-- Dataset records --

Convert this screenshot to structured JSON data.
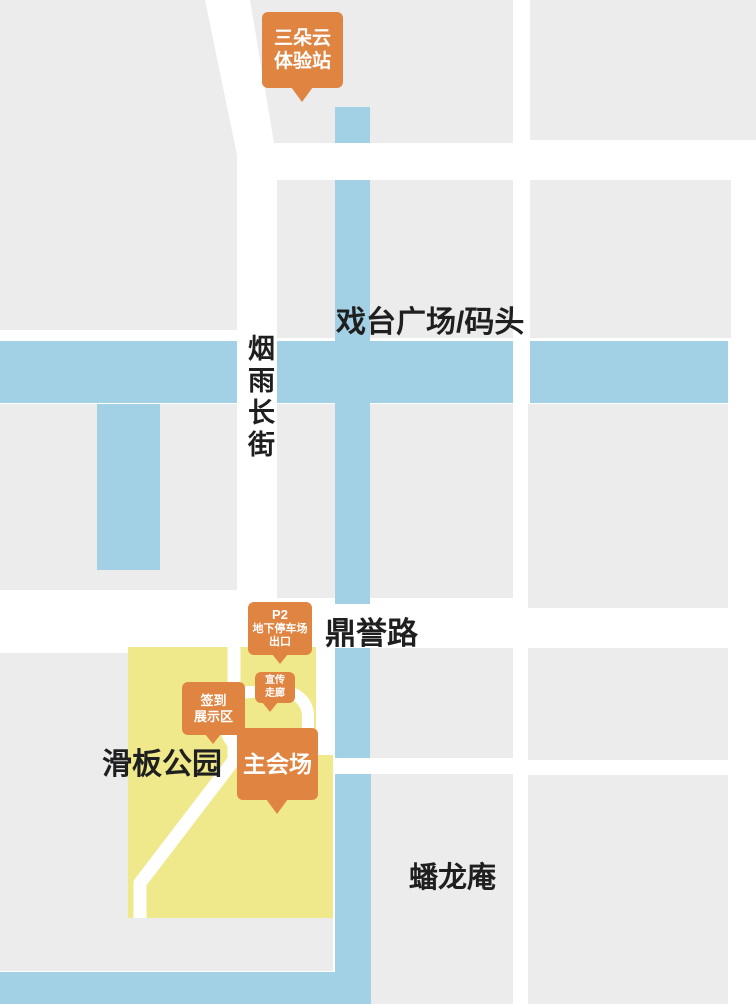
{
  "colors": {
    "gray": "#ececec",
    "blue": "#a2d1e6",
    "yellow": "#f0e98c",
    "orange": "#e08442",
    "ink": "#1f1f1f",
    "street": "#ffffff"
  },
  "labels": {
    "plaza": "戏台广场/码头",
    "street_vertical": "烟雨长街",
    "road": "鼎誉路",
    "park": "滑板公园",
    "temple": "蟠龙庵"
  },
  "markers": {
    "cloud_station": {
      "lines": [
        "三朵云",
        "体验站"
      ]
    },
    "parking_exit": {
      "lines": [
        "P2",
        "地下停车场",
        "出口"
      ]
    },
    "promo_corridor": {
      "lines": [
        "宣传",
        "走廊"
      ]
    },
    "signin_area": {
      "lines": [
        "签到",
        "展示区"
      ]
    },
    "main_venue": {
      "lines": [
        "主会场"
      ]
    }
  }
}
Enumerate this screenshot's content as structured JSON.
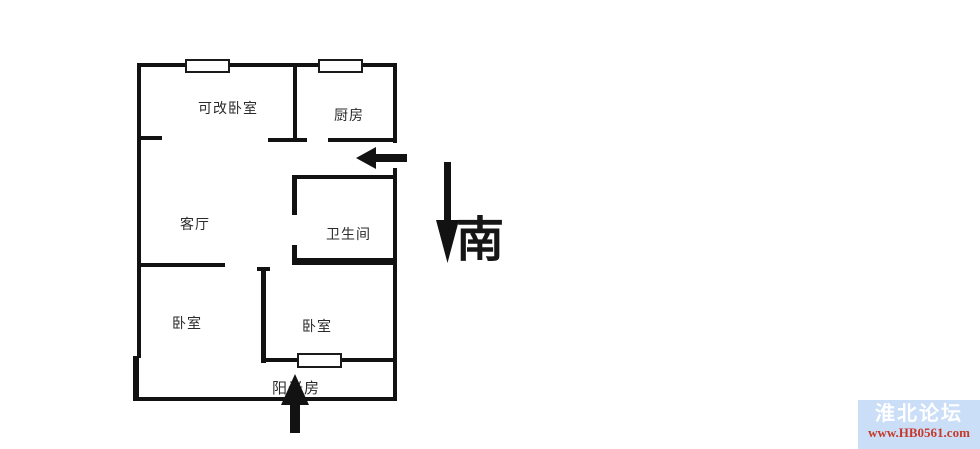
{
  "floor_plan": {
    "rooms": {
      "convertible_bedroom": "可改卧室",
      "kitchen": "厨房",
      "living_room": "客厅",
      "bathroom": "卫生间",
      "bedroom_left": "卧室",
      "bedroom_right": "卧室",
      "sunroom": "阳光房"
    },
    "compass": {
      "south_label": "南"
    },
    "colors": {
      "wall": "#121212",
      "label": "#2b2b2b"
    }
  },
  "watermark": {
    "site_name": "淮北论坛",
    "site_url": "www.HB0561.com",
    "background": "#cadef7",
    "name_color": "#ffffff",
    "url_color": "#c5392b"
  }
}
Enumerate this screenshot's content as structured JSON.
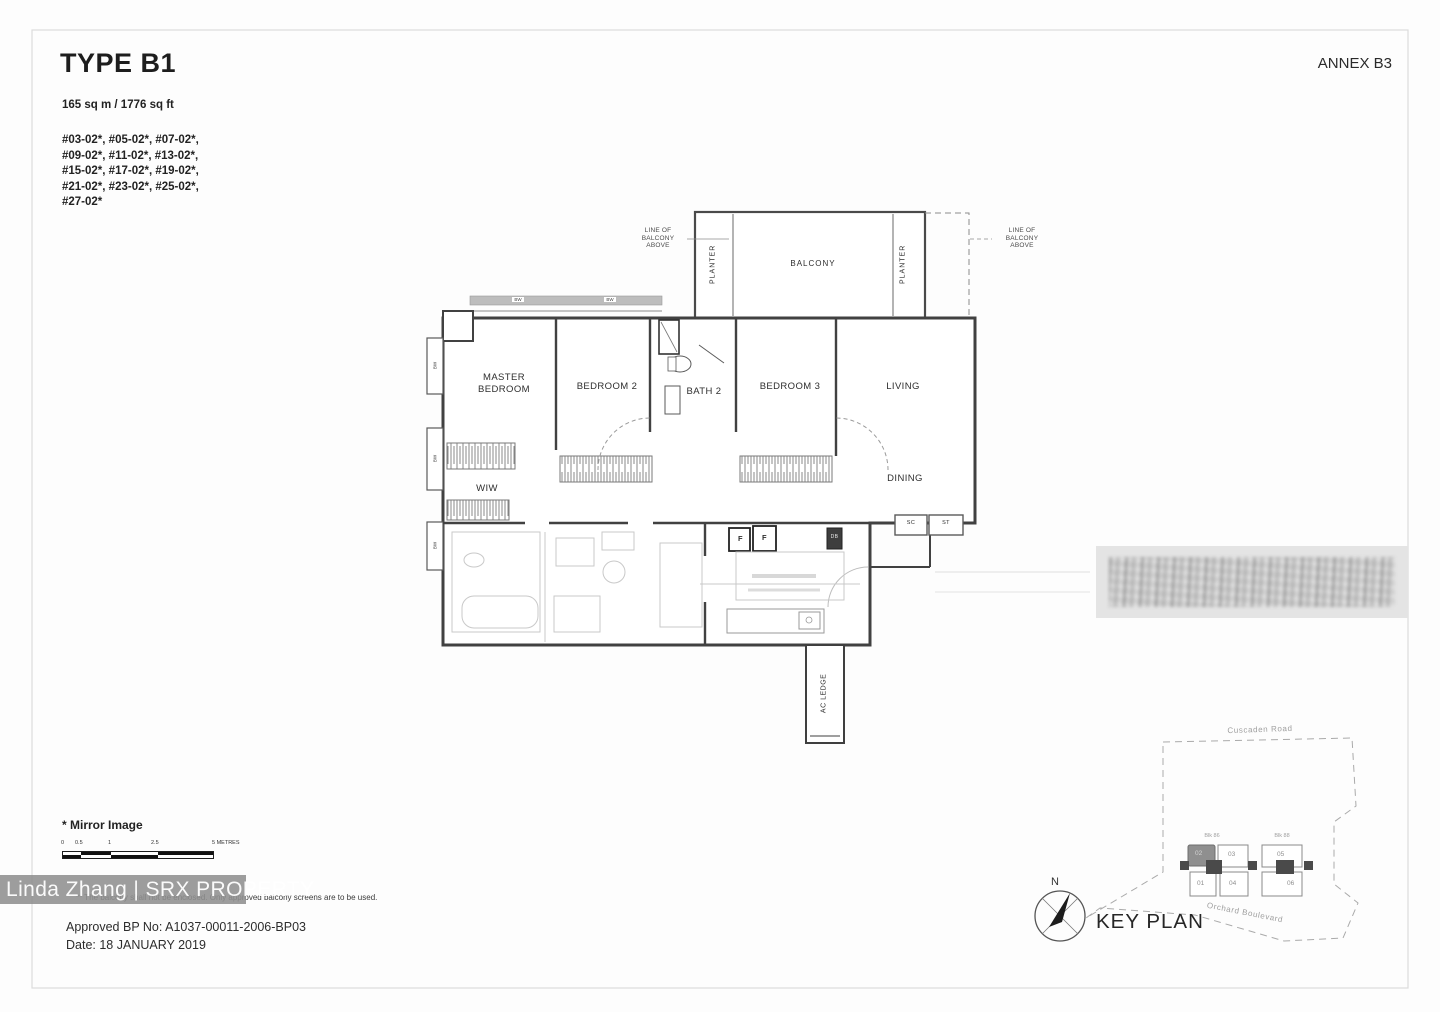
{
  "page": {
    "title": "TYPE B1",
    "annex": "ANNEX B3",
    "area": "165 sq m / 1776 sq ft",
    "unit_list": [
      "#03-02*, #05-02*, #07-02*,",
      "#09-02*, #11-02*, #13-02*,",
      "#15-02*, #17-02*, #19-02*,",
      "#21-02*, #23-02*, #25-02*,",
      "#27-02*"
    ]
  },
  "plan": {
    "balcony": "BALCONY",
    "planter_left": "PLANTER",
    "planter_right": "PLANTER",
    "lob_left": "LINE OF\nBALCONY\nABOVE",
    "lob_right": "LINE OF\nBALCONY\nABOVE",
    "master_bedroom": "MASTER\nBEDROOM",
    "bedroom2": "BEDROOM 2",
    "bath2": "BATH 2",
    "bedroom3": "BEDROOM 3",
    "living": "LIVING",
    "dining": "DINING",
    "wiw": "WIW",
    "ac_ledge": "AC LEDGE",
    "bw": "BW",
    "f": "F",
    "db": "DB",
    "sc": "SC",
    "st": "ST"
  },
  "footer": {
    "mirror_note": "* Mirror Image",
    "scale_ticks": [
      "0",
      "0.5",
      "1",
      "2.5"
    ],
    "scale_unit": "5 METRES",
    "balcony_note": "** The balcony shall not be enclosed. Only approved balcony screens are to be used.",
    "approved_bp": "Approved BP No: A1037-00011-2006-BP03",
    "date": "Date: 18 JANUARY 2019"
  },
  "watermark": {
    "text": "Linda Zhang | SRX PROPERTY"
  },
  "keyplan": {
    "title": "KEY PLAN",
    "north": "N",
    "road_top": "Cuscaden Road",
    "road_bottom": "Orchard Boulevard",
    "blk_left": "Blk 86",
    "blk_right": "Blk 88",
    "u01": "01",
    "u02": "02",
    "u03": "03",
    "u04": "04",
    "u05": "05",
    "u06": "06"
  },
  "colors": {
    "wall": "#414141",
    "ghost": "#c9c9c9",
    "watermark_bg": "#8f8f8f",
    "highlight_unit": "#8f8f8f"
  }
}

-- WORK REQUIRED --
Reproduce the full material exactly, excluding the pictures.

-- TASK ANSWER --
Convert this screenshot to structured JSON data.
{
  "colors": {
    "gray": "#ececec",
    "blue": "#a2d1e6",
    "yellow": "#f0e98c",
    "orange": "#e08442",
    "ink": "#1f1f1f",
    "street": "#ffffff"
  },
  "labels": {
    "plaza": "戏台广场/码头",
    "street_vertical": "烟雨长街",
    "road": "鼎誉路",
    "park": "滑板公园",
    "temple": "蟠龙庵"
  },
  "markers": {
    "cloud_station": {
      "lines": [
        "三朵云",
        "体验站"
      ]
    },
    "parking_exit": {
      "lines": [
        "P2",
        "地下停车场",
        "出口"
      ]
    },
    "promo_corridor": {
      "lines": [
        "宣传",
        "走廊"
      ]
    },
    "signin_area": {
      "lines": [
        "签到",
        "展示区"
      ]
    },
    "main_venue": {
      "lines": [
        "主会场"
      ]
    }
  }
}
Enumerate this screenshot's content as structured JSON.
{
  "floor_plan": {
    "rooms": {
      "convertible_bedroom": "可改卧室",
      "kitchen": "厨房",
      "living_room": "客厅",
      "bathroom": "卫生间",
      "bedroom_left": "卧室",
      "bedroom_right": "卧室",
      "sunroom": "阳光房"
    },
    "compass": {
      "south_label": "南"
    },
    "colors": {
      "wall": "#121212",
      "label": "#2b2b2b"
    }
  },
  "watermark": {
    "site_name": "淮北论坛",
    "site_url": "www.HB0561.com",
    "background": "#cadef7",
    "name_color": "#ffffff",
    "url_color": "#c5392b"
  }
}
Enumerate this screenshot's content as structured JSON.
{
  "page": {
    "title": "TYPE B1",
    "annex": "ANNEX B3",
    "area": "165 sq m / 1776 sq ft",
    "unit_list": [
      "#03-02*, #05-02*, #07-02*,",
      "#09-02*, #11-02*, #13-02*,",
      "#15-02*, #17-02*, #19-02*,",
      "#21-02*, #23-02*, #25-02*,",
      "#27-02*"
    ]
  },
  "plan": {
    "balcony": "BALCONY",
    "planter_left": "PLANTER",
    "planter_right": "PLANTER",
    "lob_left": "LINE OF\nBALCONY\nABOVE",
    "lob_right": "LINE OF\nBALCONY\nABOVE",
    "master_bedroom": "MASTER\nBEDROOM",
    "bedroom2": "BEDROOM 2",
    "bath2": "BATH 2",
    "bedroom3": "BEDROOM 3",
    "living": "LIVING",
    "dining": "DINING",
    "wiw": "WIW",
    "ac_ledge": "AC LEDGE",
    "bw": "BW",
    "f": "F",
    "db": "DB",
    "sc": "SC",
    "st": "ST"
  },
  "footer": {
    "mirror_note": "* Mirror Image",
    "scale_ticks": [
      "0",
      "0.5",
      "1",
      "2.5"
    ],
    "scale_unit": "5 METRES",
    "balcony_note": "** The balcony shall not be enclosed. Only approved balcony screens are to be used.",
    "approved_bp": "Approved BP No: A1037-00011-2006-BP03",
    "date": "Date: 18 JANUARY 2019"
  },
  "watermark": {
    "text": "Linda Zhang | SRX PROPERTY"
  },
  "keyplan": {
    "title": "KEY PLAN",
    "north": "N",
    "road_top": "Cuscaden Road",
    "road_bottom": "Orchard Boulevard",
    "blk_left": "Blk 86",
    "blk_right": "Blk 88",
    "u01": "01",
    "u02": "02",
    "u03": "03",
    "u04": "04",
    "u05": "05",
    "u06": "06"
  },
  "colors": {
    "wall": "#414141",
    "ghost": "#c9c9c9",
    "watermark_bg": "#8f8f8f",
    "highlight_unit": "#8f8f8f"
  }
}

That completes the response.